## SET TASK
Transcribe each of the records below exactly, excluding all pictures.

========

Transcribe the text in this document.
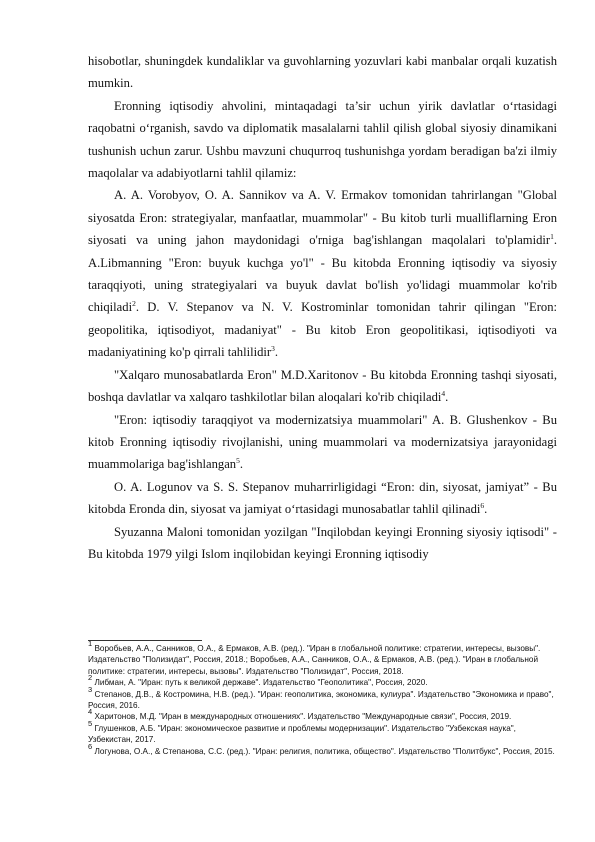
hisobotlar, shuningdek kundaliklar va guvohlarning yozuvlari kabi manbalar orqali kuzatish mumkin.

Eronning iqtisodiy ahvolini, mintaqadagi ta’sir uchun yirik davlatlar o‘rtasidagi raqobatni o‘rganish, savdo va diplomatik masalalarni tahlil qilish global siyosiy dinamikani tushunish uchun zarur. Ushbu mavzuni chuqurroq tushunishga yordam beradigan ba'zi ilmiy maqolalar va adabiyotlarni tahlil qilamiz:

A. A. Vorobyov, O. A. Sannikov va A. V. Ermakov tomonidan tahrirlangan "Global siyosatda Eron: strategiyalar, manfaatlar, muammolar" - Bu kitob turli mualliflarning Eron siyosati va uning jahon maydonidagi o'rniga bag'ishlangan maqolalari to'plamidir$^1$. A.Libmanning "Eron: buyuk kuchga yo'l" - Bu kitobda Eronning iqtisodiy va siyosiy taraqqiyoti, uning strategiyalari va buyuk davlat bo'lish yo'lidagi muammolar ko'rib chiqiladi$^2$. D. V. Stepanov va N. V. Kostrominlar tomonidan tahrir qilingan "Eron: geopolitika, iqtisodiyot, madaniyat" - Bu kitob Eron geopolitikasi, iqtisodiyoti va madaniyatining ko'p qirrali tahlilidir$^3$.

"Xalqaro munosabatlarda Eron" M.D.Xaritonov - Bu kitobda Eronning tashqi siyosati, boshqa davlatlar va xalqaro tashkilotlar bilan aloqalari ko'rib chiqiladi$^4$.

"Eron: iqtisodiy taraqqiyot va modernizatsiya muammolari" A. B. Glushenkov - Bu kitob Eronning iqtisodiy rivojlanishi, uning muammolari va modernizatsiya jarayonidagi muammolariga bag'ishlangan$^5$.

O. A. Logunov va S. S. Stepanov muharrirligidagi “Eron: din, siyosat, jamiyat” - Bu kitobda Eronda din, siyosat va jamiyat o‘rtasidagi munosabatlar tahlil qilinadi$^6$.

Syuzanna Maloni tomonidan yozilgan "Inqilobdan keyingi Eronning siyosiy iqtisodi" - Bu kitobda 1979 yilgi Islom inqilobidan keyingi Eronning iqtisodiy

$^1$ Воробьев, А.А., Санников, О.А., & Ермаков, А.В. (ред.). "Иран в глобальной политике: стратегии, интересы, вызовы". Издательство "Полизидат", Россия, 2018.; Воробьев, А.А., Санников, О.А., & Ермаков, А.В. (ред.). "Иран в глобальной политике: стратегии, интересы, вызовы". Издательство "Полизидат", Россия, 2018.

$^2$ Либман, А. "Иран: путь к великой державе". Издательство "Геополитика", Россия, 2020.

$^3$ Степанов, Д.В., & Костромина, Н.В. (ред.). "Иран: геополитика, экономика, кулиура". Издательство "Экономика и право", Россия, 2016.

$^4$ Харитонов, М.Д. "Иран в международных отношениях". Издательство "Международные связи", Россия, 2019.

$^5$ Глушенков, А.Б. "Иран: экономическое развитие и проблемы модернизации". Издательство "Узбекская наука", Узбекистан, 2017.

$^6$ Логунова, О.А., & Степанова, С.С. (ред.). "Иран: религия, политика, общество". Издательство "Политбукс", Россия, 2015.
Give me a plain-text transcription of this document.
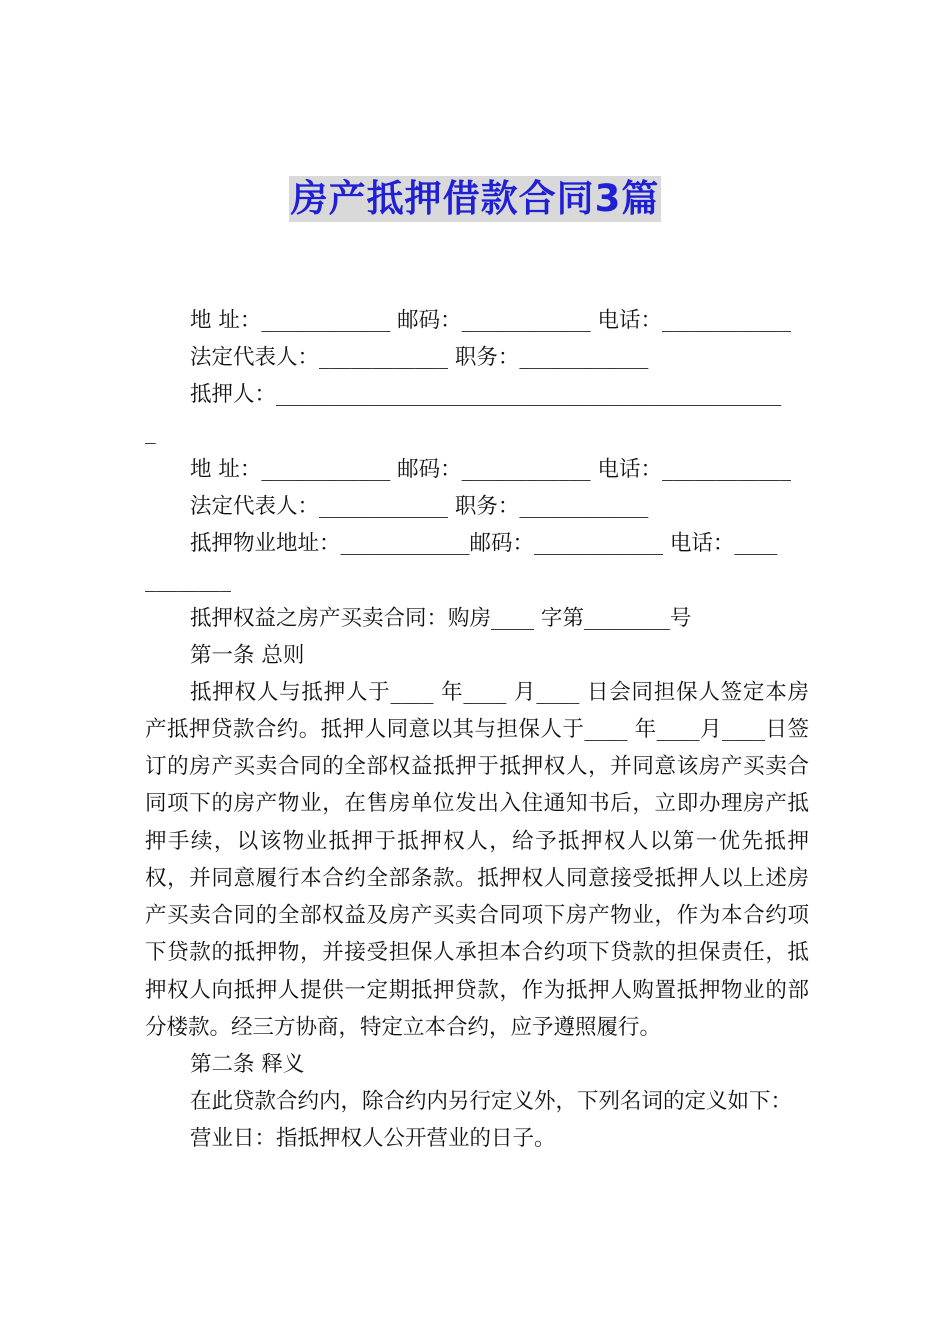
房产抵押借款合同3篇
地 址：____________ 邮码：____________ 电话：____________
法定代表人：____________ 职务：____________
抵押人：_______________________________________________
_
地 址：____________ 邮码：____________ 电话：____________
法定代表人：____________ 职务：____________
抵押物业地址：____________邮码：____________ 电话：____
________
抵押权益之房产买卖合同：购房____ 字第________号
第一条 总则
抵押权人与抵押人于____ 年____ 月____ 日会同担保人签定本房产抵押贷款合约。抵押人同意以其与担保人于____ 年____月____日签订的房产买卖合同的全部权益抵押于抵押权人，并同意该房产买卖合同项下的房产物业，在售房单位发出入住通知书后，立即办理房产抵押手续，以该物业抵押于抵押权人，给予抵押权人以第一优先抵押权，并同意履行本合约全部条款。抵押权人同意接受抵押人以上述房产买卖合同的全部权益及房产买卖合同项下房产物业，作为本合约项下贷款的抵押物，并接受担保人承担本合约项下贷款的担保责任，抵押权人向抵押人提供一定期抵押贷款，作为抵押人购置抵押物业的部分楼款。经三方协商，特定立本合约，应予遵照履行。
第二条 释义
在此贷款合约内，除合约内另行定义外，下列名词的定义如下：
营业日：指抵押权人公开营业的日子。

========

## RESPONSE TO THE EXERCISE
Transcribe the text in this document.
hisobotlar, shuningdek kundaliklar va guvohlarning yozuvlari kabi manbalar orqali kuzatish mumkin.

Eronning iqtisodiy ahvolini, mintaqadagi ta’sir uchun yirik davlatlar o‘rtasidagi raqobatni o‘rganish, savdo va diplomatik masalalarni tahlil qilish global siyosiy dinamikani tushunish uchun zarur. Ushbu mavzuni chuqurroq tushunishga yordam beradigan ba'zi ilmiy maqolalar va adabiyotlarni tahlil qilamiz:

A. A. Vorobyov, O. A. Sannikov va A. V. Ermakov tomonidan tahrirlangan "Global siyosatda Eron: strategiyalar, manfaatlar, muammolar" - Bu kitob turli mualliflarning Eron siyosati va uning jahon maydonidagi o'rniga bag'ishlangan maqolalari to'plamidir$^1$. A.Libmanning "Eron: buyuk kuchga yo'l" - Bu kitobda Eronning iqtisodiy va siyosiy taraqqiyoti, uning strategiyalari va buyuk davlat bo'lish yo'lidagi muammolar ko'rib chiqiladi$^2$. D. V. Stepanov va N. V. Kostrominlar tomonidan tahrir qilingan "Eron: geopolitika, iqtisodiyot, madaniyat" - Bu kitob Eron geopolitikasi, iqtisodiyoti va madaniyatining ko'p qirrali tahlilidir$^3$.

"Xalqaro munosabatlarda Eron" M.D.Xaritonov - Bu kitobda Eronning tashqi siyosati, boshqa davlatlar va xalqaro tashkilotlar bilan aloqalari ko'rib chiqiladi$^4$.

"Eron: iqtisodiy taraqqiyot va modernizatsiya muammolari" A. B. Glushenkov - Bu kitob Eronning iqtisodiy rivojlanishi, uning muammolari va modernizatsiya jarayonidagi muammolariga bag'ishlangan$^5$.

O. A. Logunov va S. S. Stepanov muharrirligidagi “Eron: din, siyosat, jamiyat” - Bu kitobda Eronda din, siyosat va jamiyat o‘rtasidagi munosabatlar tahlil qilinadi$^6$.

Syuzanna Maloni tomonidan yozilgan "Inqilobdan keyingi Eronning siyosiy iqtisodi" - Bu kitobda 1979 yilgi Islom inqilobidan keyingi Eronning iqtisodiy

$^1$ Воробьев, А.А., Санников, О.А., & Ермаков, А.В. (ред.). "Иран в глобальной политике: стратегии, интересы, вызовы". Издательство "Полизидат", Россия, 2018.; Воробьев, А.А., Санников, О.А., & Ермаков, А.В. (ред.). "Иран в глобальной политике: стратегии, интересы, вызовы". Издательство "Полизидат", Россия, 2018.

$^2$ Либман, А. "Иран: путь к великой державе". Издательство "Геополитика", Россия, 2020.

$^3$ Степанов, Д.В., & Костромина, Н.В. (ред.). "Иран: геополитика, экономика, кулиура". Издательство "Экономика и право", Россия, 2016.

$^4$ Харитонов, М.Д. "Иран в международных отношениях". Издательство "Международные связи", Россия, 2019.

$^5$ Глушенков, А.Б. "Иран: экономическое развитие и проблемы модернизации". Издательство "Узбекская наука", Узбекистан, 2017.

$^6$ Логунова, О.А., & Степанова, С.С. (ред.). "Иран: религия, политика, общество". Издательство "Политбукс", Россия, 2015.
Give me a plain-text transcription of this document.
房产抵押借款合同3篇
地 址：____________ 邮码：____________ 电话：____________
法定代表人：____________ 职务：____________
抵押人：_______________________________________________
_
地 址：____________ 邮码：____________ 电话：____________
法定代表人：____________ 职务：____________
抵押物业地址：____________邮码：____________ 电话：____
________
抵押权益之房产买卖合同：购房____ 字第________号
第一条 总则
抵押权人与抵押人于____ 年____ 月____ 日会同担保人签定本房产抵押贷款合约。抵押人同意以其与担保人于____ 年____月____日签订的房产买卖合同的全部权益抵押于抵押权人，并同意该房产买卖合同项下的房产物业，在售房单位发出入住通知书后，立即办理房产抵押手续，以该物业抵押于抵押权人，给予抵押权人以第一优先抵押权，并同意履行本合约全部条款。抵押权人同意接受抵押人以上述房产买卖合同的全部权益及房产买卖合同项下房产物业，作为本合约项下贷款的抵押物，并接受担保人承担本合约项下贷款的担保责任，抵押权人向抵押人提供一定期抵押贷款，作为抵押人购置抵押物业的部分楼款。经三方协商，特定立本合约，应予遵照履行。
第二条 释义
在此贷款合约内，除合约内另行定义外，下列名词的定义如下：
营业日：指抵押权人公开营业的日子。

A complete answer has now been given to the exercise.